Objective - Copy each line in the data that includes the word "Properties".

— Start Source data —

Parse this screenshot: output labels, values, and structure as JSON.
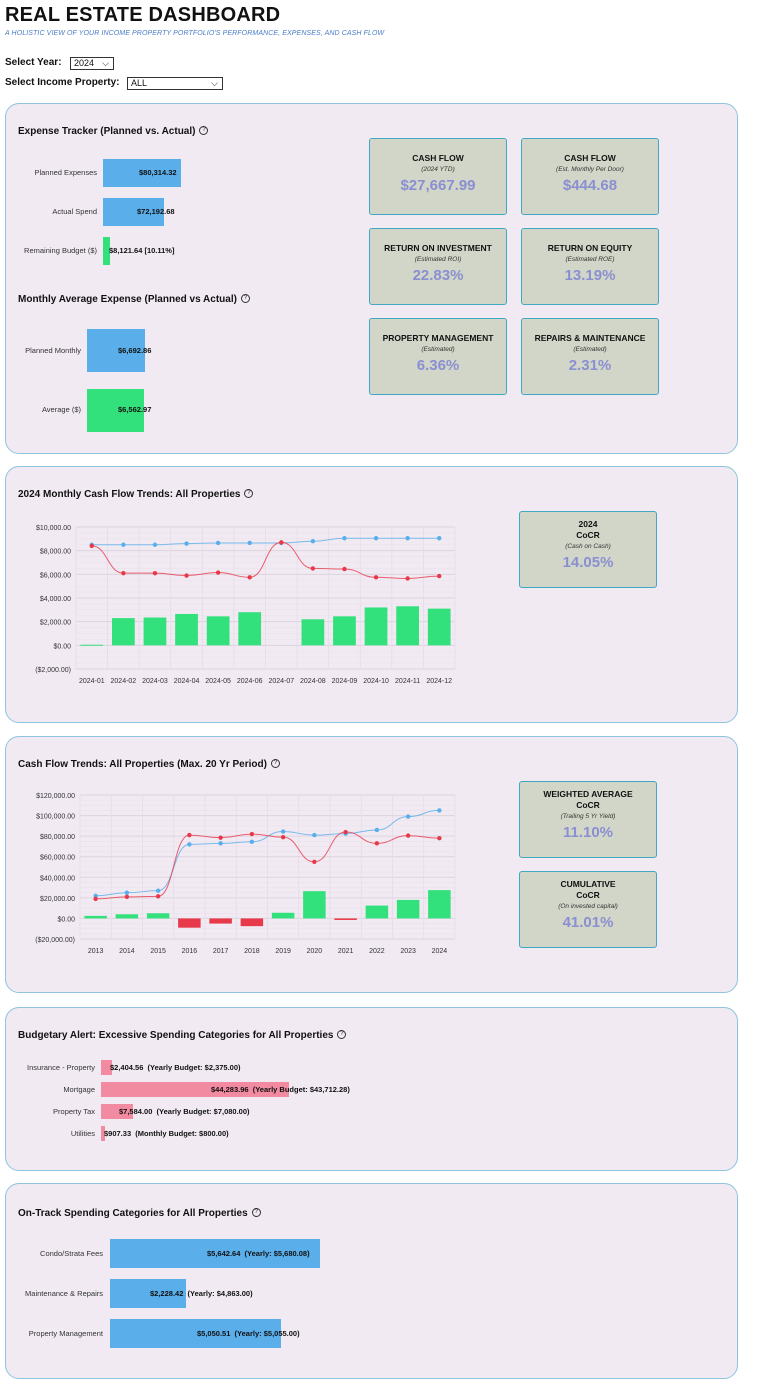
{
  "header": {
    "title": "REAL ESTATE DASHBOARD",
    "subtitle": "A HOLISTIC VIEW OF YOUR INCOME PROPERTY PORTFOLIO'S PERFORMANCE, EXPENSES, AND CASH FLOW"
  },
  "filters": {
    "year_label": "Select Year:",
    "year_value": "2024",
    "property_label": "Select Income Property:",
    "property_value": "ALL"
  },
  "colors": {
    "blue": "#5aaeea",
    "green": "#32e07c",
    "red": "#e8394a",
    "pink": "#f28aa1",
    "kpi_bg": "#d2d6c8",
    "kpi_value": "#8a8fd1",
    "panel_bg": "#f1eaf3"
  },
  "expense_tracker": {
    "title": "Expense Tracker (Planned vs. Actual)",
    "rows": [
      {
        "label": "Planned Expenses",
        "value_text": "$80,314.32",
        "value": 80314.32
      },
      {
        "label": "Actual Spend",
        "value_text": "$72,192.68",
        "value": 72192.68
      },
      {
        "label": "Remaining Budget ($)",
        "value_text": "$8,121.64 [10.11%]",
        "value": 8121.64
      }
    ]
  },
  "monthly_avg": {
    "title": "Monthly Average Expense (Planned vs Actual)",
    "rows": [
      {
        "label": "Planned Monthly",
        "value_text": "$6,692.86",
        "value": 6692.86
      },
      {
        "label": "Average ($)",
        "value_text": "$6,562.97",
        "value": 6562.97
      }
    ]
  },
  "kpis": [
    {
      "title": "CASH FLOW",
      "sub": "(2024 YTD)",
      "value": "$27,667.99"
    },
    {
      "title": "CASH FLOW",
      "sub": "(Est. Monthly Per Door)",
      "value": "$444.68"
    },
    {
      "title": "RETURN ON INVESTMENT",
      "sub": "(Estimated ROI)",
      "value": "22.83%"
    },
    {
      "title": "RETURN ON EQUITY",
      "sub": "(Estimated ROE)",
      "value": "13.19%"
    },
    {
      "title": "PROPERTY MANAGEMENT",
      "sub": "(Estimated)",
      "value": "6.36%"
    },
    {
      "title": "REPAIRS & MAINTENANCE",
      "sub": "(Estimated)",
      "value": "2.31%"
    }
  ],
  "monthly_trends": {
    "title": "2024 Monthly Cash Flow Trends: All Properties",
    "kpi": {
      "title1": "2024",
      "title2": "CoCR",
      "sub": "(Cash on Cash)",
      "value": "14.05%"
    }
  },
  "yearly_trends": {
    "title": "Cash Flow Trends: All Properties (Max. 20 Yr Period)",
    "kpis": [
      {
        "title1": "WEIGHTED AVERAGE",
        "title2": "CoCR",
        "sub": "(Trailing 5 Yr Yield)",
        "value": "11.10%"
      },
      {
        "title1": "CUMULATIVE",
        "title2": "CoCR",
        "sub": "(On invested capital)",
        "value": "41.01%"
      }
    ]
  },
  "chart_data": [
    {
      "type": "bar",
      "overlay": "line",
      "categories": [
        "2024-01",
        "2024-02",
        "2024-03",
        "2024-04",
        "2024-05",
        "2024-06",
        "2024-07",
        "2024-08",
        "2024-09",
        "2024-10",
        "2024-11",
        "2024-12"
      ],
      "series": [
        {
          "type": "bar",
          "values": [
            50,
            2300,
            2350,
            2650,
            2450,
            2800,
            0,
            2200,
            2450,
            3200,
            3300,
            3100
          ]
        },
        {
          "type": "line",
          "values": [
            8500,
            8500,
            8500,
            8600,
            8650,
            8650,
            8650,
            8800,
            9050,
            9050,
            9050,
            9050
          ]
        },
        {
          "type": "line",
          "values": [
            8400,
            6100,
            6100,
            5900,
            6150,
            5750,
            8700,
            6500,
            6450,
            5750,
            5650,
            5850
          ]
        }
      ],
      "ylim": [
        -2000,
        10000
      ],
      "yticks": [
        "$10,000.00",
        "$8,000.00",
        "$6,000.00",
        "$4,000.00",
        "$2,000.00",
        "$0.00",
        "($2,000.00)"
      ],
      "grid": true
    },
    {
      "type": "bar",
      "overlay": "line",
      "categories": [
        "2013",
        "2014",
        "2015",
        "2016",
        "2017",
        "2018",
        "2019",
        "2020",
        "2021",
        "2022",
        "2023",
        "2024"
      ],
      "series": [
        {
          "type": "bar",
          "values": [
            2500,
            4000,
            5000,
            -9000,
            -5000,
            -7500,
            5500,
            26500,
            -1500,
            12500,
            18000,
            27500
          ]
        },
        {
          "type": "line",
          "values": [
            22000,
            25000,
            27000,
            72000,
            73000,
            74500,
            84500,
            81000,
            82500,
            86000,
            99000,
            105000
          ]
        },
        {
          "type": "line",
          "values": [
            19000,
            21000,
            21500,
            81000,
            78500,
            82000,
            79000,
            55000,
            84000,
            73000,
            80500,
            78000
          ]
        }
      ],
      "ylim": [
        -20000,
        120000
      ],
      "yticks": [
        "$120,000.00",
        "$100,000.00",
        "$80,000.00",
        "$60,000.00",
        "$40,000.00",
        "$20,000.00",
        "$0.00",
        "($20,000.00)"
      ],
      "grid": true
    }
  ],
  "budget_alert": {
    "title": "Budgetary Alert: Excessive Spending Categories for All Properties",
    "rows": [
      {
        "label": "Insurance - Property",
        "value_text": "$2,404.56",
        "budget_text": "(Yearly Budget: $2,375.00)",
        "value": 2404.56
      },
      {
        "label": "Mortgage",
        "value_text": "$44,283.96",
        "budget_text": "(Yearly Budget: $43,712.28)",
        "value": 44283.96
      },
      {
        "label": "Property Tax",
        "value_text": "$7,584.00",
        "budget_text": "(Yearly Budget: $7,080.00)",
        "value": 7584.0
      },
      {
        "label": "Utilities",
        "value_text": "$907.33",
        "budget_text": "(Monthly Budget: $800.00)",
        "value": 907.33
      }
    ]
  },
  "on_track": {
    "title": "On-Track Spending Categories for All Properties",
    "rows": [
      {
        "label": "Condo/Strata Fees",
        "value_text": "$5,642.64",
        "budget_text": "(Yearly: $5,680.08)",
        "value": 5642.64
      },
      {
        "label": "Maintenance & Repairs",
        "value_text": "$2,228.42",
        "budget_text": "(Yearly: $4,863.00)",
        "value": 2228.42
      },
      {
        "label": "Property Management",
        "value_text": "$5,050.51",
        "budget_text": "(Yearly: $5,055.00)",
        "value": 5050.51
      }
    ]
  }
}
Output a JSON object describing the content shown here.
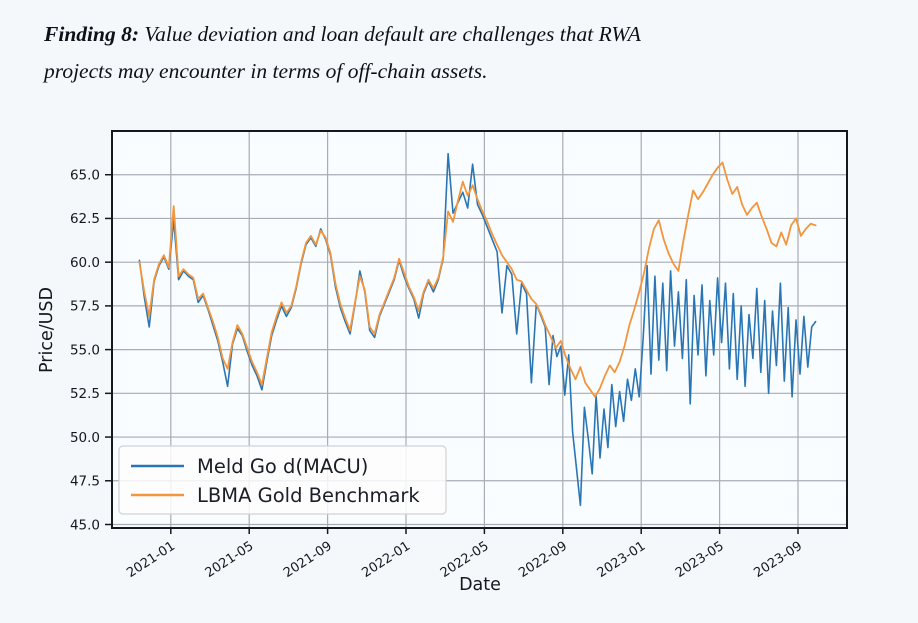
{
  "heading": {
    "label": "Finding 8:",
    "line1": " Value deviation and loan default are challenges that RWA",
    "line2": "projects may encounter in terms of off-chain assets."
  },
  "chart_data": {
    "type": "line",
    "title": "",
    "xlabel": "Date",
    "ylabel": "Price/USD",
    "x_unit": "months since 2021-01 tick",
    "xlim": [
      -3.0,
      34.5
    ],
    "ylim": [
      44.8,
      67.5
    ],
    "grid": true,
    "legend_position": "lower-left",
    "background": "#fafdff",
    "grid_color": "#a8acb4",
    "frame_color": "#15181f",
    "x_ticks": {
      "positions": [
        0,
        4,
        8,
        12,
        16,
        20,
        24,
        28,
        32
      ],
      "labels": [
        "2021-01",
        "2021-05",
        "2021-09",
        "2022-01",
        "2022-05",
        "2022-09",
        "2023-01",
        "2023-05",
        "2023-09"
      ]
    },
    "y_ticks": {
      "positions": [
        65.0,
        62.5,
        60.0,
        57.5,
        55.0,
        52.5,
        50.0,
        47.5,
        45.0
      ],
      "labels": [
        "65.0",
        "62.5",
        "60.0",
        "57.5",
        "55.0",
        "52.5",
        "50.0",
        "47.5",
        "45.0"
      ]
    },
    "series": [
      {
        "name": "Meld Go d(MACU)",
        "color": "#2a76b4",
        "segments": [
          {
            "x0": -1.6,
            "dx": 0.25,
            "y": [
              60.1,
              58.0,
              56.3,
              58.9,
              59.8,
              60.3,
              59.6,
              62.4,
              59.0,
              59.5,
              59.2,
              59.0,
              57.7,
              58.1,
              57.3,
              56.4,
              55.5,
              54.3,
              52.9,
              55.3,
              56.2,
              55.8,
              54.9,
              54.1,
              53.5,
              52.7,
              54.3,
              55.8,
              56.7,
              57.5,
              56.9,
              57.4,
              58.5,
              59.9,
              61.0,
              61.4,
              60.9,
              61.9,
              61.3,
              60.4,
              58.6,
              57.4,
              56.6,
              55.9,
              57.6,
              59.5,
              58.3,
              56.1,
              55.7,
              56.9,
              57.6,
              58.3,
              59.0,
              60.1,
              59.2,
              58.5,
              57.9,
              56.8,
              58.2,
              58.9,
              58.3,
              59.0,
              60.2,
              66.2,
              62.8,
              63.4,
              64.0,
              63.1,
              65.6,
              63.3,
              62.7,
              62.0,
              61.3,
              60.6,
              57.1,
              59.8,
              59.3,
              55.9,
              58.8,
              58.2,
              53.1,
              57.6,
              56.9
            ]
          },
          {
            "x0": 19.1,
            "dx": 0.2,
            "y": [
              56.3,
              53.0,
              55.8,
              54.6,
              55.2,
              52.4,
              54.7,
              50.3,
              48.2,
              46.1,
              51.7,
              49.9,
              47.9,
              52.4,
              48.8,
              51.6,
              49.4,
              53.0,
              50.6,
              52.6,
              50.9,
              53.3,
              52.1,
              53.9,
              52.3,
              55.7,
              59.8,
              53.6,
              59.2,
              54.4,
              58.8,
              53.8,
              59.5,
              55.2,
              58.3,
              54.5,
              59.0,
              51.9,
              58.1,
              54.7,
              58.7,
              53.5,
              57.8,
              54.7,
              59.1,
              55.4,
              58.8,
              53.9,
              58.2,
              53.3,
              57.5,
              52.9,
              57.0,
              54.5,
              58.5,
              53.7,
              57.8,
              52.5,
              57.2,
              54.1,
              58.8,
              53.2,
              57.4,
              52.3,
              56.7,
              53.6,
              56.9,
              54.0,
              56.3,
              56.6
            ]
          }
        ]
      },
      {
        "name": "LBMA Gold Benchmark",
        "color": "#f2953c",
        "segments": [
          {
            "x0": -1.6,
            "dx": 0.25,
            "y": [
              60.0,
              58.3,
              56.9,
              59.0,
              59.9,
              60.4,
              59.7,
              63.2,
              59.2,
              59.6,
              59.3,
              59.1,
              57.9,
              58.2,
              57.4,
              56.6,
              55.7,
              54.5,
              53.9,
              55.4,
              56.4,
              55.9,
              55.1,
              54.3,
              53.7,
              53.0,
              54.5,
              56.0,
              56.9,
              57.7,
              57.1,
              57.5,
              58.6,
              60.0,
              61.1,
              61.5,
              61.0,
              61.8,
              61.4,
              60.5,
              58.8,
              57.6,
              56.8,
              56.1,
              57.7,
              59.2,
              58.4,
              56.3,
              55.9,
              57.0,
              57.7,
              58.4,
              59.1,
              60.2,
              59.4,
              58.6,
              58.0,
              57.2,
              58.3,
              59.0,
              58.5,
              59.1,
              60.3,
              62.9,
              62.3,
              63.5,
              64.6,
              63.8,
              64.4,
              63.6,
              62.9,
              62.3,
              61.6,
              61.0,
              60.4,
              60.0,
              59.6,
              59.0,
              58.9,
              58.4,
              57.9,
              57.6,
              57.0,
              56.3,
              55.7,
              55.1,
              55.5,
              54.6,
              53.9,
              53.3,
              54.0,
              53.1,
              52.7,
              52.3,
              52.8,
              53.5,
              54.1,
              53.7,
              54.3,
              55.2,
              56.4,
              57.3,
              58.3,
              59.4,
              60.8,
              61.9,
              62.4,
              61.3,
              60.5,
              59.9,
              59.5,
              61.2,
              62.7,
              64.1,
              63.6,
              64.0,
              64.5,
              65.0,
              65.4,
              65.7,
              64.7,
              63.9,
              64.3,
              63.3,
              62.7,
              63.1,
              63.4,
              62.6,
              61.9,
              61.1,
              60.9,
              61.7,
              61.0,
              62.1,
              62.5,
              61.5,
              61.9,
              62.2,
              62.1
            ]
          }
        ]
      }
    ]
  }
}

— End Source data —

Output for this exercise -
    "title": "2024 Monthly Cash Flow Trends: All Properties",
    "title": "Cash Flow Trends: All Properties (Max. 20 Yr Period)",
    "title": "Budgetary Alert: Excessive Spending Categories for All Properties",
    "title": "On-Track Spending Categories for All Properties",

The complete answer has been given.